Your objective
Quote the records in full and leave their pictures out.

Provided data
########################################
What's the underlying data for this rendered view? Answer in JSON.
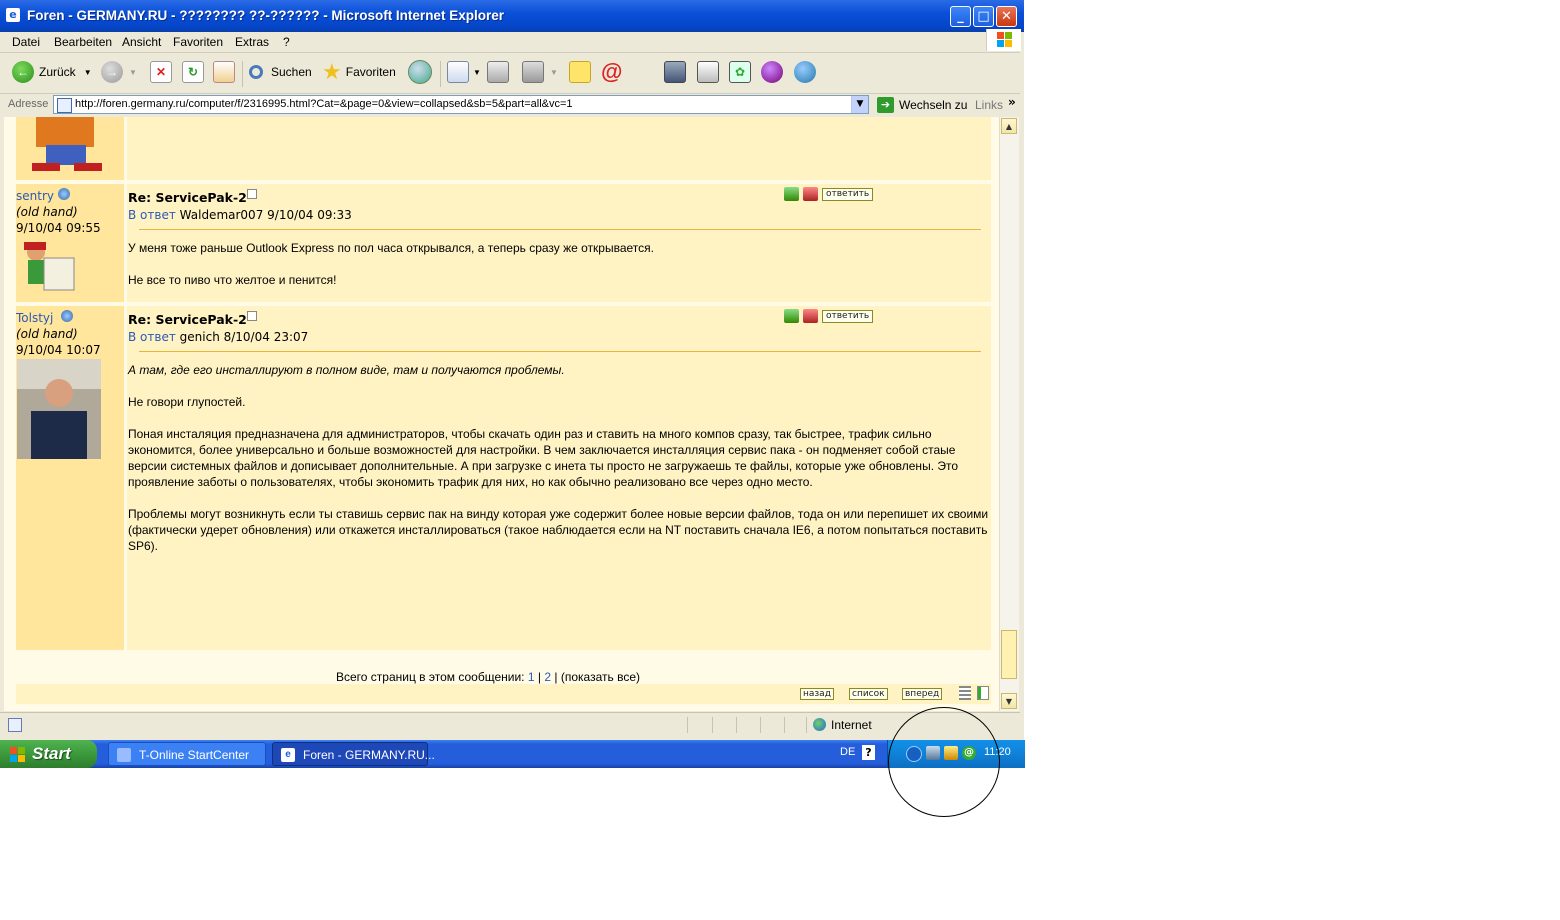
{
  "window": {
    "title": "Foren - GERMANY.RU - ???????? ??-?????? - Microsoft Internet Explorer",
    "minimize": "_",
    "maximize": "□",
    "close": "✕"
  },
  "menu": [
    "Datei",
    "Bearbeiten",
    "Ansicht",
    "Favoriten",
    "Extras",
    "?"
  ],
  "toolbar": {
    "back": "Zurück",
    "search": "Suchen",
    "favorites": "Favoriten"
  },
  "address": {
    "label": "Adresse",
    "url": "http://foren.germany.ru/computer/f/2316995.html?Cat=&page=0&view=collapsed&sb=5&part=all&vc=1",
    "go": "Wechseln zu",
    "links": "Links",
    "more": "»"
  },
  "posts": [
    {
      "author": "sentry",
      "role": "(old hand)",
      "date": "9/10/04 09:55",
      "subject": "Re: ServicePak-2",
      "reply_prefix": "В ответ",
      "reply_to": "Waldemar007 9/10/04 09:33",
      "answer": "ответить",
      "paragraphs": [
        "У меня тоже раньше Outlook Express по пол часа открывался, а теперь сразу же открывается.",
        "Не все то пиво что желтое и пенится!"
      ]
    },
    {
      "author": "Tolstyj",
      "role": "(old hand)",
      "date": "9/10/04 10:07",
      "subject": "Re: ServicePak-2",
      "reply_prefix": "В ответ",
      "reply_to": "genich 8/10/04 23:07",
      "answer": "ответить",
      "quote": "А там, где его инсталлируют в полном виде, там и получаются проблемы.",
      "paragraphs": [
        "Не говори глупостей.",
        "Поная инсталяция предназначена для администраторов, чтобы скачать один раз и ставить на много компов сразу, так быстрее, трафик сильно экономится, более универсально и больше возможностей для настройки. В чем заключается инсталляция сервис пака - он подменяет собой стаые версии системных файлов и дописывает дополнительные. А при загрузке с инета ты просто не загружаешь те файлы, которые уже обновлены. Это проявление заботы о пользователях, чтобы экономить трафик для них, но как обычно реализовано все через одно место.",
        "Проблемы могут возникнуть если ты ставишь сервис пак на винду которая уже содержит более новые версии файлов, тода он или перепишет их своими (фактически удерет обновления) или откажется инсталлироваться (такое наблюдается если на NT поставить сначала IE6, а потом попытаться поставить SP6)."
      ]
    }
  ],
  "pager": {
    "label": "Всего страниц в этом сообщении:",
    "page1": "1",
    "sep1": "|",
    "page2": "2",
    "sep2": "|",
    "show_all": "(показать все)"
  },
  "nav": {
    "back": "назад",
    "list": "список",
    "forward": "вперед"
  },
  "status": {
    "zone": "Internet"
  },
  "taskbar": {
    "start": "Start",
    "tasks": [
      "T-Online StartCenter",
      "Foren - GERMANY.RU..."
    ],
    "lang": "DE",
    "help": "?",
    "clock": "11:20"
  },
  "colors": {
    "post_left": "#ffe69c",
    "post_right": "#fff3c4",
    "link": "#2a5ab5",
    "xp_blue": "#0a50d8"
  }
}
########################################
Solution for this exercise
What's the underlying data for this rendered view? Answer in JSON.
{
  "window": {
    "title": "Foren - GERMANY.RU - ???????? ??-?????? - Microsoft Internet Explorer",
    "minimize": "_",
    "maximize": "□",
    "close": "✕"
  },
  "menu": [
    "Datei",
    "Bearbeiten",
    "Ansicht",
    "Favoriten",
    "Extras",
    "?"
  ],
  "toolbar": {
    "back": "Zurück",
    "search": "Suchen",
    "favorites": "Favoriten"
  },
  "address": {
    "label": "Adresse",
    "url": "http://foren.germany.ru/computer/f/2316995.html?Cat=&page=0&view=collapsed&sb=5&part=all&vc=1",
    "go": "Wechseln zu",
    "links": "Links",
    "more": "»"
  },
  "posts": [
    {
      "author": "sentry",
      "role": "(old hand)",
      "date": "9/10/04 09:55",
      "subject": "Re: ServicePak-2",
      "reply_prefix": "В ответ",
      "reply_to": "Waldemar007 9/10/04 09:33",
      "answer": "ответить",
      "paragraphs": [
        "У меня тоже раньше Outlook Express по пол часа открывался, а теперь сразу же открывается.",
        "Не все то пиво что желтое и пенится!"
      ]
    },
    {
      "author": "Tolstyj",
      "role": "(old hand)",
      "date": "9/10/04 10:07",
      "subject": "Re: ServicePak-2",
      "reply_prefix": "В ответ",
      "reply_to": "genich 8/10/04 23:07",
      "answer": "ответить",
      "quote": "А там, где его инсталлируют в полном виде, там и получаются проблемы.",
      "paragraphs": [
        "Не говори глупостей.",
        "Поная инсталяция предназначена для администраторов, чтобы скачать один раз и ставить на много компов сразу, так быстрее, трафик сильно экономится, более универсально и больше возможностей для настройки. В чем заключается инсталляция сервис пака - он подменяет собой стаые версии системных файлов и дописывает дополнительные. А при загрузке с инета ты просто не загружаешь те файлы, которые уже обновлены. Это проявление заботы о пользователях, чтобы экономить трафик для них, но как обычно реализовано все через одно место.",
        "Проблемы могут возникнуть если ты ставишь сервис пак на винду которая уже содержит более новые версии файлов, тода он или перепишет их своими (фактически удерет обновления) или откажется инсталлироваться (такое наблюдается если на NT поставить сначала IE6, а потом попытаться поставить SP6)."
      ]
    }
  ],
  "pager": {
    "label": "Всего страниц в этом сообщении:",
    "page1": "1",
    "sep1": "|",
    "page2": "2",
    "sep2": "|",
    "show_all": "(показать все)"
  },
  "nav": {
    "back": "назад",
    "list": "список",
    "forward": "вперед"
  },
  "status": {
    "zone": "Internet"
  },
  "taskbar": {
    "start": "Start",
    "tasks": [
      "T-Online StartCenter",
      "Foren - GERMANY.RU..."
    ],
    "lang": "DE",
    "help": "?",
    "clock": "11:20"
  },
  "colors": {
    "post_left": "#ffe69c",
    "post_right": "#fff3c4",
    "link": "#2a5ab5",
    "xp_blue": "#0a50d8"
  }
}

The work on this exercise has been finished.